▸ Aim of the exercise
Reproduce the listing below word for word, with no pictures.

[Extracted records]
--------------------
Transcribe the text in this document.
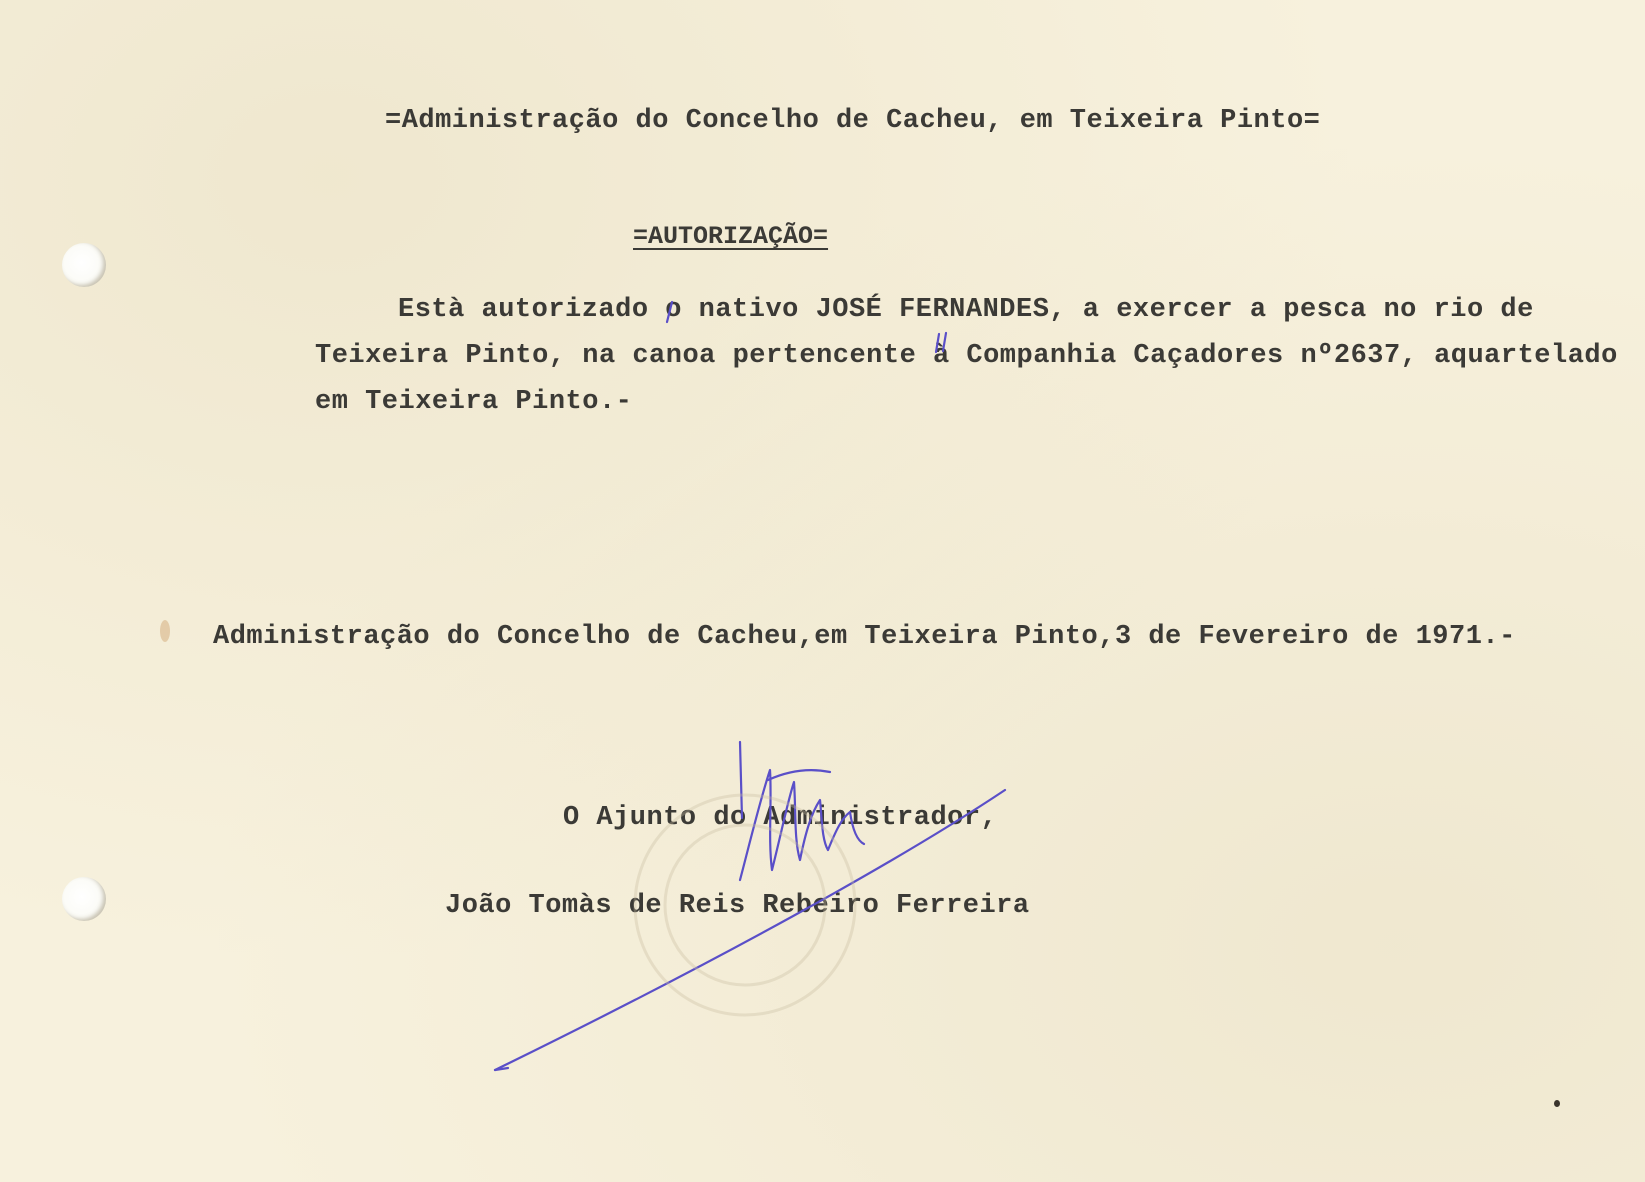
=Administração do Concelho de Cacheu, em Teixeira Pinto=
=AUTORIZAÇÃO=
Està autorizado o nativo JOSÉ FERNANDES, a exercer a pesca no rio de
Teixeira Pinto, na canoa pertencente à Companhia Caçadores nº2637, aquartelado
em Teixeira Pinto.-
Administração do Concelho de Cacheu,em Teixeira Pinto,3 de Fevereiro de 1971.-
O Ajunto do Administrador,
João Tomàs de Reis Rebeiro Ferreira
--------------------
▸ Finished exercise
Transcribe the text in this document.
=Administração do Concelho de Cacheu, em Teixeira Pinto=
=AUTORIZAÇÃO=
Està autorizado o nativo JOSÉ FERNANDES, a exercer a pesca no rio de
Teixeira Pinto, na canoa pertencente à Companhia Caçadores nº2637, aquartelado
em Teixeira Pinto.-
Administração do Concelho de Cacheu,em Teixeira Pinto,3 de Fevereiro de 1971.-
O Ajunto do Administrador,
João Tomàs de Reis Rebeiro Ferreira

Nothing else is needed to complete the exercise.